Saved entries:
________________

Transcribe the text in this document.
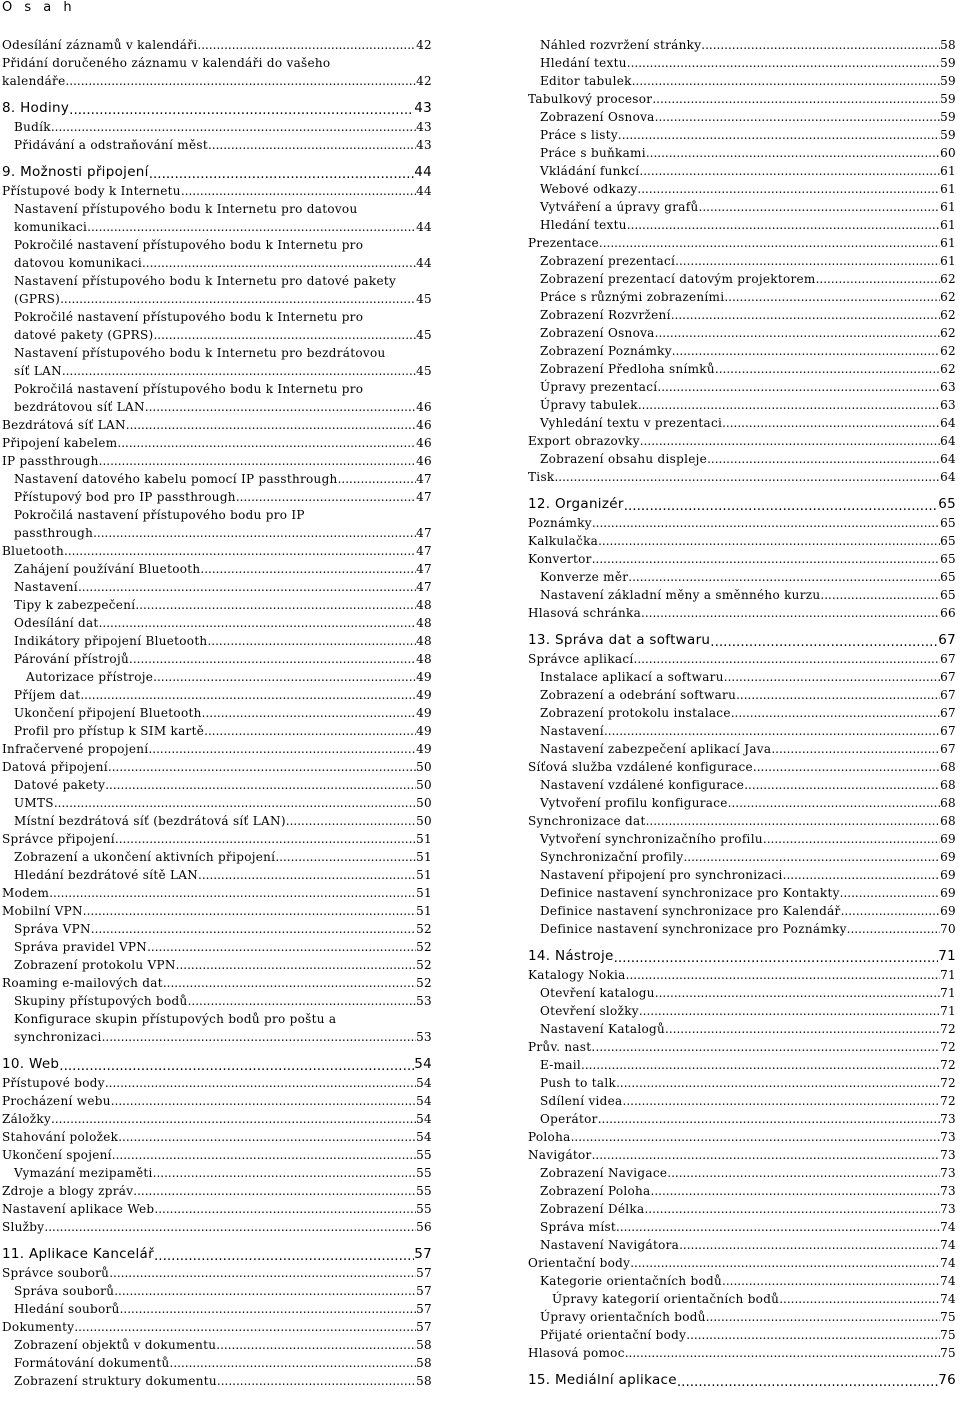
O s a h
Odesílání záznamů v kalendáři .....	42
Přidání doručeného záznamu v kalendáři do vašeho
kalendáře .....	42
8. Hodiny .....	43
Budík .....	43
Přidávání a odstraňování měst .....	43
9. Možnosti připojení .....	44
Přístupové body k Internetu .....	44
Nastavení přístupového bodu k Internetu pro datovou
komunikaci .....	44
Pokročilé nastavení přístupového bodu k Internetu pro
datovou komunikaci .....	44
Nastavení přístupového bodu k Internetu pro datové pakety
(GPRS) .....	45
Pokročilé nastavení přístupového bodu k Internetu pro
datové pakety (GPRS) .....	45
Nastavení přístupového bodu k Internetu pro bezdrátovou
síť LAN .....	45
Pokročilá nastavení přístupového bodu k Internetu pro
bezdrátovou síť LAN .....	46
Bezdrátová síť LAN .....	46
Připojení kabelem .....	46
IP passthrough .....	46
Nastavení datového kabelu pomocí IP passthrough .....	47
Přístupový bod pro IP passthrough .....	47
Pokročilá nastavení přístupového bodu pro IP
passthrough .....	47
Bluetooth .....	47
Zahájení používání Bluetooth .....	47
Nastavení .....	47
Tipy k zabezpečení .....	48
Odesílání dat .....	48
Indikátory připojení Bluetooth .....	48
Párování přístrojů .....	48
Autorizace přístroje .....	49
Příjem dat .....	49
Ukončení připojení Bluetooth .....	49
Profil pro přístup k SIM kartě .....	49
Infračervené propojení .....	49
Datová připojení .....	50
Datové pakety .....	50
UMTS .....	50
Místní bezdrátová síť (bezdrátová síť LAN) .....	50
Správce připojení .....	51
Zobrazení a ukončení aktivních připojení .....	51
Hledání bezdrátové sítě LAN .....	51
Modem .....	51
Mobilní VPN .....	51
Správa VPN .....	52
Správa pravidel VPN .....	52
Zobrazení protokolu VPN .....	52
Roaming e-mailových dat .....	52
Skupiny přístupových bodů .....	53
Konfigurace skupin přístupových bodů pro poštu a
synchronizaci .....	53
10. Web .....	54
Přístupové body .....	54
Procházení webu .....	54
Záložky .....	54
Stahování položek .....	54
Ukončení spojení .....	55
Vymazání mezipaměti .....	55
Zdroje a blogy zpráv .....	55
Nastavení aplikace Web .....	55
Služby .....	56
11. Aplikace Kancelář .....	57
Správce souborů .....	57
Správa souborů .....	57
Hledání souborů .....	57
Dokumenty .....	57
Zobrazení objektů v dokumentu .....	58
Formátování dokumentů .....	58
Zobrazení struktury dokumentu .....	58
Náhled rozvržení stránky .....	58
Hledání textu .....	59
Editor tabulek .....	59
Tabulkový procesor .....	59
Zobrazení Osnova .....	59
Práce s listy .....	59
Práce s buňkami .....	60
Vkládání funkcí .....	61
Webové odkazy .....	61
Vytváření a úpravy grafů .....	61
Hledání textu .....	61
Prezentace .....	61
Zobrazení prezentací .....	61
Zobrazení prezentací datovým projektorem .....	62
Práce s různými zobrazeními .....	62
Zobrazení Rozvržení .....	62
Zobrazení Osnova .....	62
Zobrazení Poznámky .....	62
Zobrazení Předloha snímků .....	62
Úpravy prezentací .....	63
Úpravy tabulek .....	63
Vyhledání textu v prezentaci .....	64
Export obrazovky .....	64
Zobrazení obsahu displeje .....	64
Tisk .....	64
12. Organizér .....	65
Poznámky .....	65
Kalkulačka .....	65
Konvertor .....	65
Konverze měr .....	65
Nastavení základní měny a směnného kurzu .....	65
Hlasová schránka .....	66
13. Správa dat a softwaru .....	67
Správce aplikací .....	67
Instalace aplikací a softwaru .....	67
Zobrazení a odebrání softwaru .....	67
Zobrazení protokolu instalace .....	67
Nastavení .....	67
Nastavení zabezpečení aplikací Java .....	67
Síťová služba vzdálené konfigurace .....	68
Nastavení vzdálené konfigurace .....	68
Vytvoření profilu konfigurace .....	68
Synchronizace dat .....	68
Vytvoření synchronizačního profilu .....	69
Synchronizační profily .....	69
Nastavení připojení pro synchronizaci .....	69
Definice nastavení synchronizace pro Kontakty .....	69
Definice nastavení synchronizace pro Kalendář .....	69
Definice nastavení synchronizace pro Poznámky .....	70
14. Nástroje .....	71
Katalogy Nokia .....	71
Otevření katalogu .....	71
Otevření složky .....	71
Nastavení Katalogů .....	72
Prův. nast. .....	72
E-mail .....	72
Push to talk .....	72
Sdílení videa .....	72
Operátor .....	73
Poloha .....	73
Navigátor .....	73
Zobrazení Navigace .....	73
Zobrazení Poloha .....	73
Zobrazení Délka .....	73
Správa míst .....	74
Nastavení Navigátora .....	74
Orientační body .....	74
Kategorie orientačních bodů .....	74
Úpravy kategorií orientačních bodů .....	74
Úpravy orientačních bodů .....	75
Přijaté orientační body .....	75
Hlasová pomoc .....	75
15. Mediální aplikace .....	76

________________

Without including the pictures, reproduce all entries exactly.

*Reply to the exercise:*
Transcribe the text in this document.
O s a h
Odesílání záznamů v kalendáři .....	42
Přidání doručeného záznamu v kalendáři do vašeho
kalendáře .....	42
8. Hodiny .....	43
Budík .....	43
Přidávání a odstraňování měst .....	43
9. Možnosti připojení .....	44
Přístupové body k Internetu .....	44
Nastavení přístupového bodu k Internetu pro datovou
komunikaci .....	44
Pokročilé nastavení přístupového bodu k Internetu pro
datovou komunikaci .....	44
Nastavení přístupového bodu k Internetu pro datové pakety
(GPRS) .....	45
Pokročilé nastavení přístupového bodu k Internetu pro
datové pakety (GPRS) .....	45
Nastavení přístupového bodu k Internetu pro bezdrátovou
síť LAN .....	45
Pokročilá nastavení přístupového bodu k Internetu pro
bezdrátovou síť LAN .....	46
Bezdrátová síť LAN .....	46
Připojení kabelem .....	46
IP passthrough .....	46
Nastavení datového kabelu pomocí IP passthrough .....	47
Přístupový bod pro IP passthrough .....	47
Pokročilá nastavení přístupového bodu pro IP
passthrough .....	47
Bluetooth .....	47
Zahájení používání Bluetooth .....	47
Nastavení .....	47
Tipy k zabezpečení .....	48
Odesílání dat .....	48
Indikátory připojení Bluetooth .....	48
Párování přístrojů .....	48
Autorizace přístroje .....	49
Příjem dat .....	49
Ukončení připojení Bluetooth .....	49
Profil pro přístup k SIM kartě .....	49
Infračervené propojení .....	49
Datová připojení .....	50
Datové pakety .....	50
UMTS .....	50
Místní bezdrátová síť (bezdrátová síť LAN) .....	50
Správce připojení .....	51
Zobrazení a ukončení aktivních připojení .....	51
Hledání bezdrátové sítě LAN .....	51
Modem .....	51
Mobilní VPN .....	51
Správa VPN .....	52
Správa pravidel VPN .....	52
Zobrazení protokolu VPN .....	52
Roaming e-mailových dat .....	52
Skupiny přístupových bodů .....	53
Konfigurace skupin přístupových bodů pro poštu a
synchronizaci .....	53
10. Web .....	54
Přístupové body .....	54
Procházení webu .....	54
Záložky .....	54
Stahování položek .....	54
Ukončení spojení .....	55
Vymazání mezipaměti .....	55
Zdroje a blogy zpráv .....	55
Nastavení aplikace Web .....	55
Služby .....	56
11. Aplikace Kancelář .....	57
Správce souborů .....	57
Správa souborů .....	57
Hledání souborů .....	57
Dokumenty .....	57
Zobrazení objektů v dokumentu .....	58
Formátování dokumentů .....	58
Zobrazení struktury dokumentu .....	58
Náhled rozvržení stránky .....	58
Hledání textu .....	59
Editor tabulek .....	59
Tabulkový procesor .....	59
Zobrazení Osnova .....	59
Práce s listy .....	59
Práce s buňkami .....	60
Vkládání funkcí .....	61
Webové odkazy .....	61
Vytváření a úpravy grafů .....	61
Hledání textu .....	61
Prezentace .....	61
Zobrazení prezentací .....	61
Zobrazení prezentací datovým projektorem .....	62
Práce s různými zobrazeními .....	62
Zobrazení Rozvržení .....	62
Zobrazení Osnova .....	62
Zobrazení Poznámky .....	62
Zobrazení Předloha snímků .....	62
Úpravy prezentací .....	63
Úpravy tabulek .....	63
Vyhledání textu v prezentaci .....	64
Export obrazovky .....	64
Zobrazení obsahu displeje .....	64
Tisk .....	64
12. Organizér .....	65
Poznámky .....	65
Kalkulačka .....	65
Konvertor .....	65
Konverze měr .....	65
Nastavení základní měny a směnného kurzu .....	65
Hlasová schránka .....	66
13. Správa dat a softwaru .....	67
Správce aplikací .....	67
Instalace aplikací a softwaru .....	67
Zobrazení a odebrání softwaru .....	67
Zobrazení protokolu instalace .....	67
Nastavení .....	67
Nastavení zabezpečení aplikací Java .....	67
Síťová služba vzdálené konfigurace .....	68
Nastavení vzdálené konfigurace .....	68
Vytvoření profilu konfigurace .....	68
Synchronizace dat .....	68
Vytvoření synchronizačního profilu .....	69
Synchronizační profily .....	69
Nastavení připojení pro synchronizaci .....	69
Definice nastavení synchronizace pro Kontakty .....	69
Definice nastavení synchronizace pro Kalendář .....	69
Definice nastavení synchronizace pro Poznámky .....	70
14. Nástroje .....	71
Katalogy Nokia .....	71
Otevření katalogu .....	71
Otevření složky .....	71
Nastavení Katalogů .....	72
Prův. nast. .....	72
E-mail .....	72
Push to talk .....	72
Sdílení videa .....	72
Operátor .....	73
Poloha .....	73
Navigátor .....	73
Zobrazení Navigace .....	73
Zobrazení Poloha .....	73
Zobrazení Délka .....	73
Správa míst .....	74
Nastavení Navigátora .....	74
Orientační body .....	74
Kategorie orientačních bodů .....	74
Úpravy kategorií orientačních bodů .....	74
Úpravy orientačních bodů .....	75
Přijaté orientační body .....	75
Hlasová pomoc .....	75
15. Mediální aplikace .....	76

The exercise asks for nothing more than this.